(Data listing)
-- begin --

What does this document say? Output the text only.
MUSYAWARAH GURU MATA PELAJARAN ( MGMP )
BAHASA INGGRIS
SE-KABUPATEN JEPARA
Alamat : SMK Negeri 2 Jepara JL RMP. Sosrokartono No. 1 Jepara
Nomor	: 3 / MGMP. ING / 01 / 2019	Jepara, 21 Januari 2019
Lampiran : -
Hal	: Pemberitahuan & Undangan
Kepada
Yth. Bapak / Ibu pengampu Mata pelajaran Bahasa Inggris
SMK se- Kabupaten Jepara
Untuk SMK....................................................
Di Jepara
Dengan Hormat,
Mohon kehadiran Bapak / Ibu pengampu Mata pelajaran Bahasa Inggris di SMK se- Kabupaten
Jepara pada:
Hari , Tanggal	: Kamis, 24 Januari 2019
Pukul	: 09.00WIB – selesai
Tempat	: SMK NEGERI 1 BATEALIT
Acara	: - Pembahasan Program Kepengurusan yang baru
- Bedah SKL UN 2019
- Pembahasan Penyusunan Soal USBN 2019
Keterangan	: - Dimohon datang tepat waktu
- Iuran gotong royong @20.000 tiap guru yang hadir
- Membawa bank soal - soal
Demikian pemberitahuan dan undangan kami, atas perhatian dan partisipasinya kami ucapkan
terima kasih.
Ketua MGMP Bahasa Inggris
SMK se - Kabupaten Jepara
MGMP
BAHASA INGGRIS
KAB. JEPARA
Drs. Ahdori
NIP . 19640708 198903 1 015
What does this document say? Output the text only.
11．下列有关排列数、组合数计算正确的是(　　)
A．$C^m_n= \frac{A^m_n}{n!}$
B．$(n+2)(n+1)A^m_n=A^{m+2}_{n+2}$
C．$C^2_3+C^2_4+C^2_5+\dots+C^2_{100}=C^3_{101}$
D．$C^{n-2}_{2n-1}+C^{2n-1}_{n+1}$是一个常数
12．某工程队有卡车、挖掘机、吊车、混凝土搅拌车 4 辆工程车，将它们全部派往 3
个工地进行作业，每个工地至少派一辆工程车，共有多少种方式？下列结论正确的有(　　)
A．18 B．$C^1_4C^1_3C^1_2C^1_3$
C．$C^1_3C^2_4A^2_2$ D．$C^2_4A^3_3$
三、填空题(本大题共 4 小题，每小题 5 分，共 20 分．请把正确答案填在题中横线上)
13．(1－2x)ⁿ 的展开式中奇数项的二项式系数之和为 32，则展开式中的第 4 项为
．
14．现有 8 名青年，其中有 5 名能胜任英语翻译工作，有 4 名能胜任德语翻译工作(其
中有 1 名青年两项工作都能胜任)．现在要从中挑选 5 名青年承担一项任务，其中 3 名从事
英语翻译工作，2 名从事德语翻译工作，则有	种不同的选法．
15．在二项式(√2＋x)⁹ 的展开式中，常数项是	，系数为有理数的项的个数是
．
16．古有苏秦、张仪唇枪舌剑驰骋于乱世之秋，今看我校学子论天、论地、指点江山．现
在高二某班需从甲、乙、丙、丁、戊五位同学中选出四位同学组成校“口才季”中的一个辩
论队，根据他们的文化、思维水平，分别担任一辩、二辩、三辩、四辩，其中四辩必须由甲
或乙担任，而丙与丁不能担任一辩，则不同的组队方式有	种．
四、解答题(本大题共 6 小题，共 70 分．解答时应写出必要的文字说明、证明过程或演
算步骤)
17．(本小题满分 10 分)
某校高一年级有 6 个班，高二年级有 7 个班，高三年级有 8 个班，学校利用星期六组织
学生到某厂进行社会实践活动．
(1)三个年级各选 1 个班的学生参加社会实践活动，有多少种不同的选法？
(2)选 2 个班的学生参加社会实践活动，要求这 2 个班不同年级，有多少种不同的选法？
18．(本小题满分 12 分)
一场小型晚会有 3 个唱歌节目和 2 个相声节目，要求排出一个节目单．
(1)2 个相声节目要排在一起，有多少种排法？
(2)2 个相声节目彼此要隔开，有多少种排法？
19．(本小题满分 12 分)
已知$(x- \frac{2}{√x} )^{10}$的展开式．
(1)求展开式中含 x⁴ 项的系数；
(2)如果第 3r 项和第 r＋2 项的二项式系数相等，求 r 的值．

-- end --
-- begin --

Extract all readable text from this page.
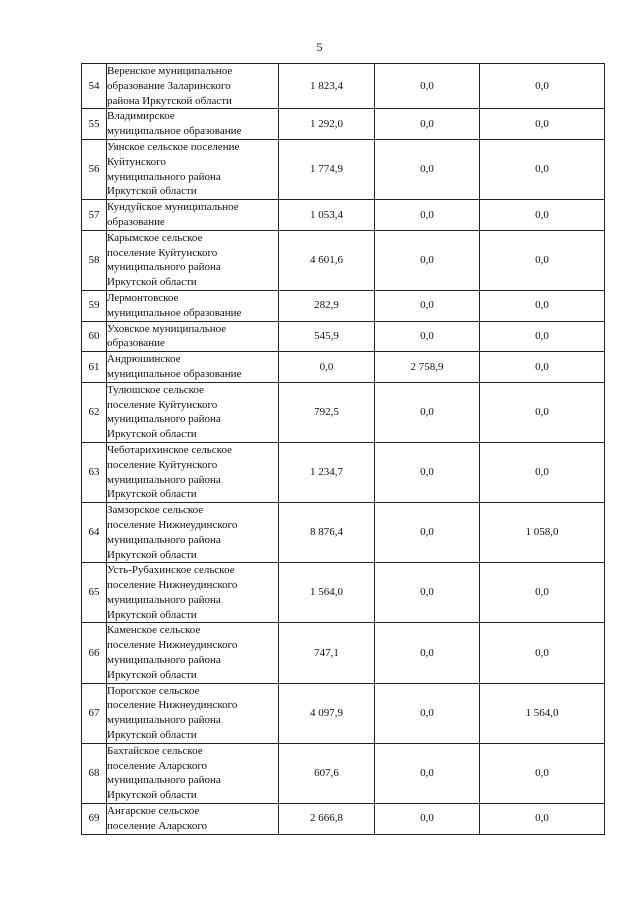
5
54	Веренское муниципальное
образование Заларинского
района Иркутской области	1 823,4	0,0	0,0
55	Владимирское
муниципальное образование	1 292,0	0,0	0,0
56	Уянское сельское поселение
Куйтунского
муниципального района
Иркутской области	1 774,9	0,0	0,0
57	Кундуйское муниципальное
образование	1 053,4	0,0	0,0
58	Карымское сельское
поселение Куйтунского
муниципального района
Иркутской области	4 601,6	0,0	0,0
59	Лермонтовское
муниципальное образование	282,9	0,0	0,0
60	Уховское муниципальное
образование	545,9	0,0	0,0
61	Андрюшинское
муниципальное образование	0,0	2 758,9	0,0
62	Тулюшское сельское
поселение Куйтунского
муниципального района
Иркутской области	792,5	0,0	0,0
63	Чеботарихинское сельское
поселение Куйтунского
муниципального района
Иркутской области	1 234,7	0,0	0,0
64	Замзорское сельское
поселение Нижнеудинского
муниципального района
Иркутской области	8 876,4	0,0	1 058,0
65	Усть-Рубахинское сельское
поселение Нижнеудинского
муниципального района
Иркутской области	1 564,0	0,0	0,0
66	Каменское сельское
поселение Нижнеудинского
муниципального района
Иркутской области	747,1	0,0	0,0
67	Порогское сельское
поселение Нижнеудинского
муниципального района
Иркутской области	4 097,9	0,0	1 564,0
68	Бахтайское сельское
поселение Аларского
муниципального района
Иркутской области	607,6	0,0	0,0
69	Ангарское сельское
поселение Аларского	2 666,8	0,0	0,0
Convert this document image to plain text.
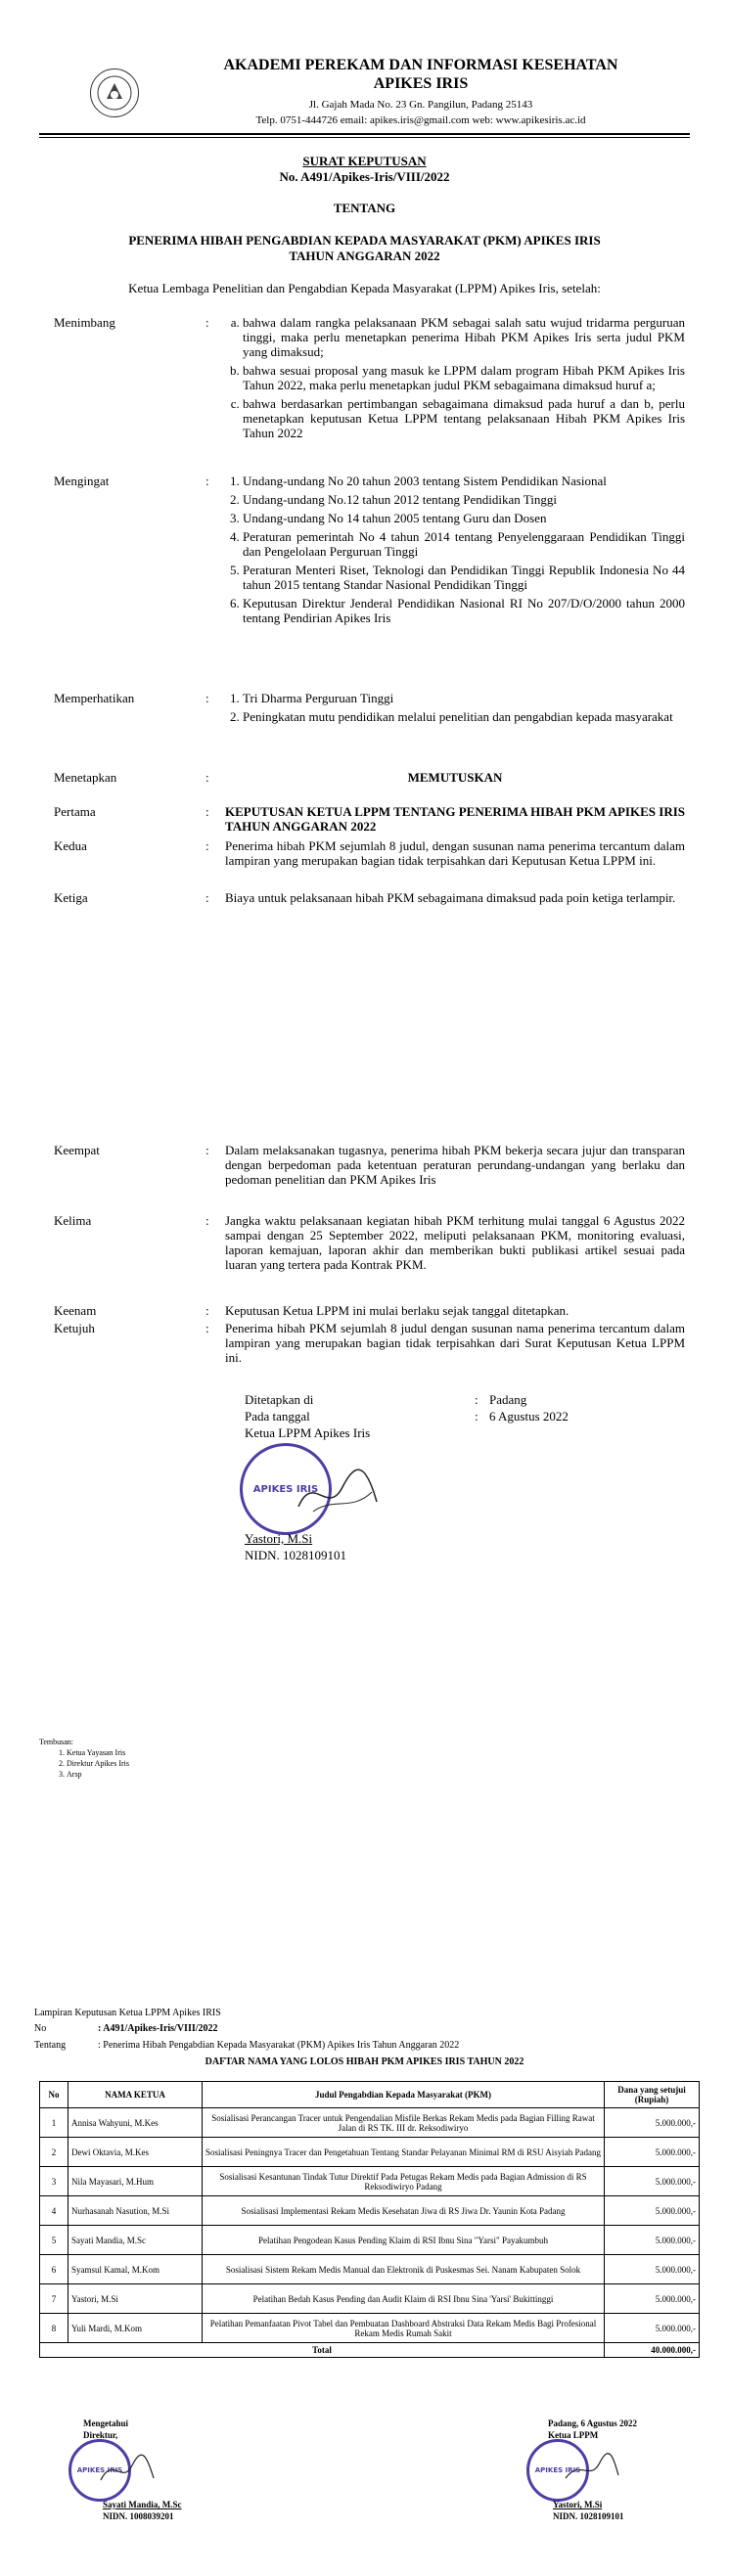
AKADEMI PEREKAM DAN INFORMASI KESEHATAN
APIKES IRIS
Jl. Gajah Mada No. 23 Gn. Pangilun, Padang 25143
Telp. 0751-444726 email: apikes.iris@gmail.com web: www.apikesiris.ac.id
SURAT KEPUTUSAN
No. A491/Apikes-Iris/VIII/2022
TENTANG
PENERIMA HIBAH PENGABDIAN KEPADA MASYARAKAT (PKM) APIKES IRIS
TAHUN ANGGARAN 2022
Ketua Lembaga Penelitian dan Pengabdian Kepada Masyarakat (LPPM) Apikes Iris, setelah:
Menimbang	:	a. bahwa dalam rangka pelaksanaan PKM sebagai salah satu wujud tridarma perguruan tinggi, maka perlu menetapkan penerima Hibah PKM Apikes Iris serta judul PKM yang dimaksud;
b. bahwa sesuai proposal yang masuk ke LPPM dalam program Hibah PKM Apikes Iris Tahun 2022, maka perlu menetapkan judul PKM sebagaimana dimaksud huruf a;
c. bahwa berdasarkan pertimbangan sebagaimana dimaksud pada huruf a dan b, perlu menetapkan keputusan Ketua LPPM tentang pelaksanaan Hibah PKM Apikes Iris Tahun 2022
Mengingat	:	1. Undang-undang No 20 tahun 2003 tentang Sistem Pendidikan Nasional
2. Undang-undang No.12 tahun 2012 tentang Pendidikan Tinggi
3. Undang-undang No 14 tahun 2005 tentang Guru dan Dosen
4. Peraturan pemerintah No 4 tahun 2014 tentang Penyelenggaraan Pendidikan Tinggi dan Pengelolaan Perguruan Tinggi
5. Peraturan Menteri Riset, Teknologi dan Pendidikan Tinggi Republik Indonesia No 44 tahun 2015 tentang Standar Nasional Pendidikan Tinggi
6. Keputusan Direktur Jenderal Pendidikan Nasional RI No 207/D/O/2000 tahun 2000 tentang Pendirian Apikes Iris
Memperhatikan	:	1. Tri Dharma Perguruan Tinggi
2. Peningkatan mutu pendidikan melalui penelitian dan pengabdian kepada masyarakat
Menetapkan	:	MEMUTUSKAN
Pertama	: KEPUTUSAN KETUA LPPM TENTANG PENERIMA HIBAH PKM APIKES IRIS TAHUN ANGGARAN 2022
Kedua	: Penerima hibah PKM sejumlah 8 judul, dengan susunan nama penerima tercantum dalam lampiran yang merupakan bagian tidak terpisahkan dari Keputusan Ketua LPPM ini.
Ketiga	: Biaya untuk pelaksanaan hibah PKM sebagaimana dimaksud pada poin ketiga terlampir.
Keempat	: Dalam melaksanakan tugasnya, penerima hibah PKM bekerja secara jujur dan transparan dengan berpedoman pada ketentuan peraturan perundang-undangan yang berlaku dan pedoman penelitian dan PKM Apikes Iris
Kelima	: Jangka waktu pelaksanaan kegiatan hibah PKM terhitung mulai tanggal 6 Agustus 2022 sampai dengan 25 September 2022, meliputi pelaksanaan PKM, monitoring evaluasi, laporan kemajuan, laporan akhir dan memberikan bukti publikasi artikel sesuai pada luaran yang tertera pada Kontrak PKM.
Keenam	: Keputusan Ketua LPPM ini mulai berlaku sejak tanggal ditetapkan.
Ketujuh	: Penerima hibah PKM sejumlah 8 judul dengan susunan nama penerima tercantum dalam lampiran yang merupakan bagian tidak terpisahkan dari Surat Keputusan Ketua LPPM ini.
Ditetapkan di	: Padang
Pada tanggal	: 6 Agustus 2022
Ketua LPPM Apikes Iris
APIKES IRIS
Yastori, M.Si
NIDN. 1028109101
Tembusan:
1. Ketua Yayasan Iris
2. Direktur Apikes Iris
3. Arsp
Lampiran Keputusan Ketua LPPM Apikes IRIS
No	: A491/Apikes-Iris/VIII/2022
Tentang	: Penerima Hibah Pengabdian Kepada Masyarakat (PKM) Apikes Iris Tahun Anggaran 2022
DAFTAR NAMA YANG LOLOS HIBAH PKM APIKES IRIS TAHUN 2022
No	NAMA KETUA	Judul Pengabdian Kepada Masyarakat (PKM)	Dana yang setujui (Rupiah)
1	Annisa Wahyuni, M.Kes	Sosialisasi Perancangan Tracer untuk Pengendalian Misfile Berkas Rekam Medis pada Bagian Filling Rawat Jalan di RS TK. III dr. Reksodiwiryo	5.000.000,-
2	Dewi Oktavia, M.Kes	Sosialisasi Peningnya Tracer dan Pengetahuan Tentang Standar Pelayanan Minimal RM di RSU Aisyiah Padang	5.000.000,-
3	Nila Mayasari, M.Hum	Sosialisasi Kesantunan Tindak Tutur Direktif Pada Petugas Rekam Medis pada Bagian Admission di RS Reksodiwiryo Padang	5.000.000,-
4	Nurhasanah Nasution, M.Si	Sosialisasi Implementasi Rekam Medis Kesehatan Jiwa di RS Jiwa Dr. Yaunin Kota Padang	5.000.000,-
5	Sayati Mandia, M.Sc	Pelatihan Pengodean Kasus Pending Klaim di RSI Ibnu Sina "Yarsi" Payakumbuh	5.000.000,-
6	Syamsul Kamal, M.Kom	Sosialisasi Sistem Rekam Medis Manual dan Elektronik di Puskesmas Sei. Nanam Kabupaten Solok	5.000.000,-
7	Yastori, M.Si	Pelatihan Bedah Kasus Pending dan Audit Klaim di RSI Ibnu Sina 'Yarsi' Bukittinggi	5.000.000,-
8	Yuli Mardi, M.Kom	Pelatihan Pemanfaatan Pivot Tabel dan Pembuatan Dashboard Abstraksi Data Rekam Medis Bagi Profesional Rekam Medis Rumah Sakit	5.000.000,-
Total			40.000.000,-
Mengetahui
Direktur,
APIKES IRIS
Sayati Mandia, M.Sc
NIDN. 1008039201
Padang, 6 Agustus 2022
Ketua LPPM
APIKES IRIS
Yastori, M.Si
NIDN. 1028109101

-- end --
-- begin --

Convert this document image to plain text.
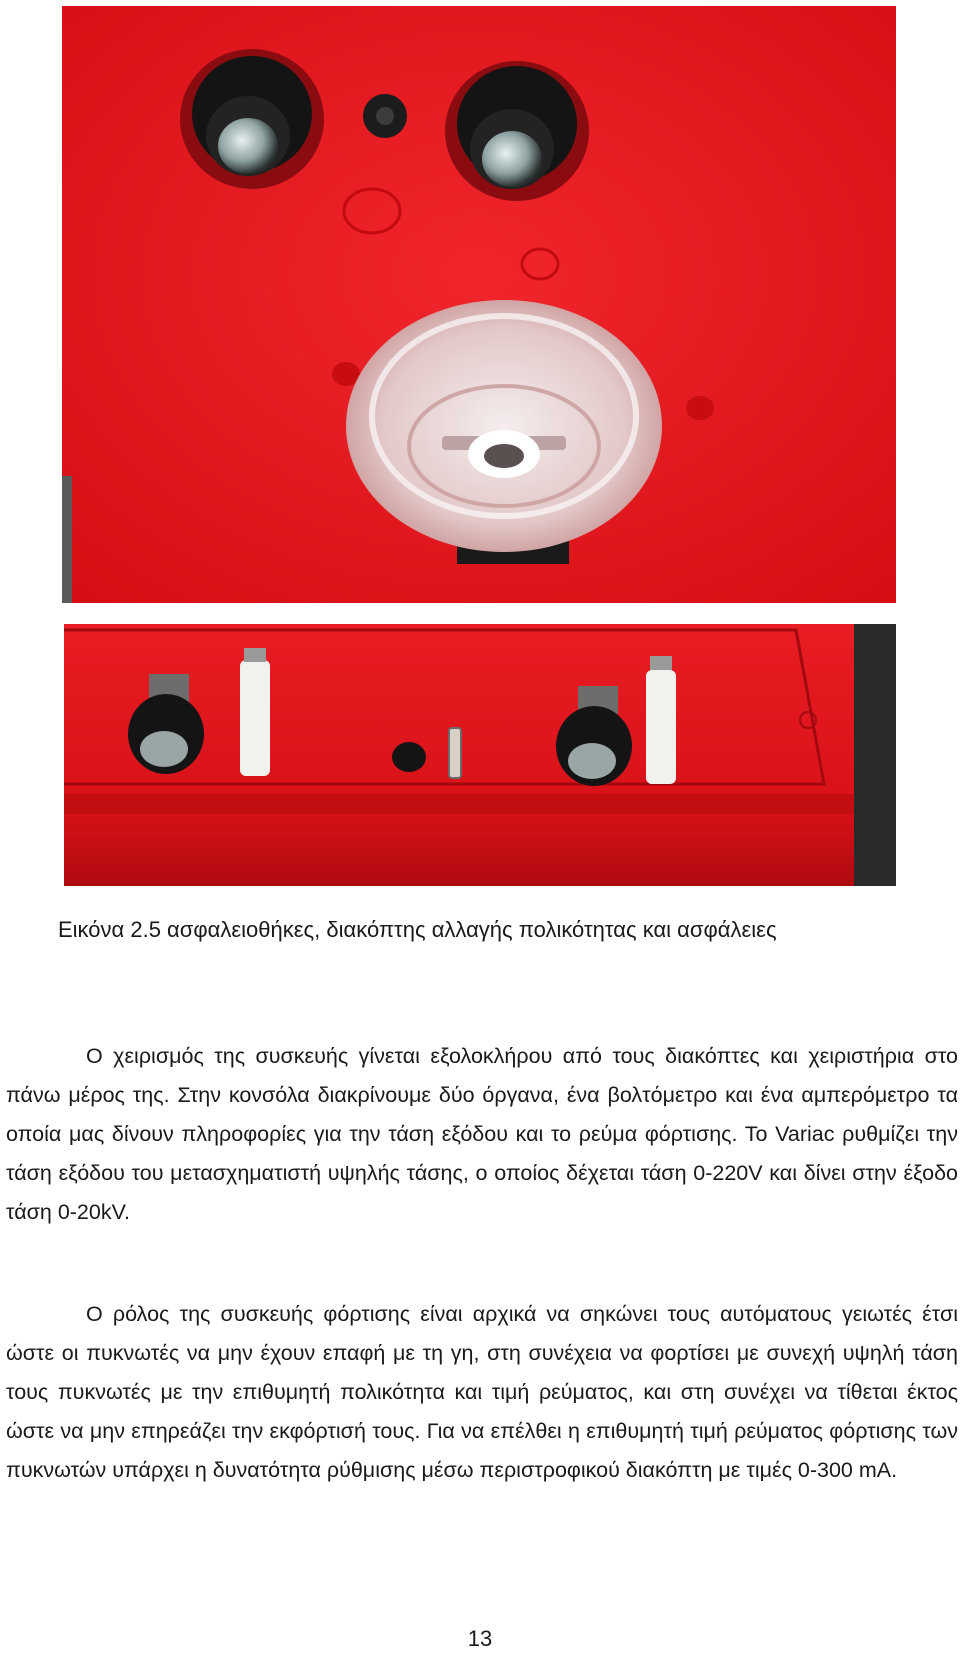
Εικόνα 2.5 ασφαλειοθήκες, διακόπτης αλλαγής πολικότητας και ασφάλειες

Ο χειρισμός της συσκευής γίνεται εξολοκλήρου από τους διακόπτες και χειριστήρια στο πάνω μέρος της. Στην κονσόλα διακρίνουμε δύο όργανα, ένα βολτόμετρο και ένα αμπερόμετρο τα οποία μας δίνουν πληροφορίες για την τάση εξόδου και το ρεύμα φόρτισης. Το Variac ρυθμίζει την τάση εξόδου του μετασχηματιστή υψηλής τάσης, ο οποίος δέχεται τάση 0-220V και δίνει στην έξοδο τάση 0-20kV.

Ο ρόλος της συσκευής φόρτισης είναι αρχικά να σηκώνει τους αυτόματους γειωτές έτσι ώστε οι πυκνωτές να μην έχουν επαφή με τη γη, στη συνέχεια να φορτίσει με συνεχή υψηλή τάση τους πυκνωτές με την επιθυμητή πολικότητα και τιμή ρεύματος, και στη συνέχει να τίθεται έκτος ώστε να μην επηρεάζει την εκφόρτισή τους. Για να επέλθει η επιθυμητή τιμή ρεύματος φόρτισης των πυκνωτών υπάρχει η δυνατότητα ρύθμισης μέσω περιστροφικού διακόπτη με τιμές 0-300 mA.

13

-- end --

Given instruction: Which lines of the data above contain "本大题共"? Copy each one.

Response to the exercise:
三、填空题(本大题共 4 小题，每小题 5 分，共 20 分．请把正确答案填在题中横线上)
四、解答题(本大题共 6 小题，共 70 分．解答时应写出必要的文字说明、证明过程或演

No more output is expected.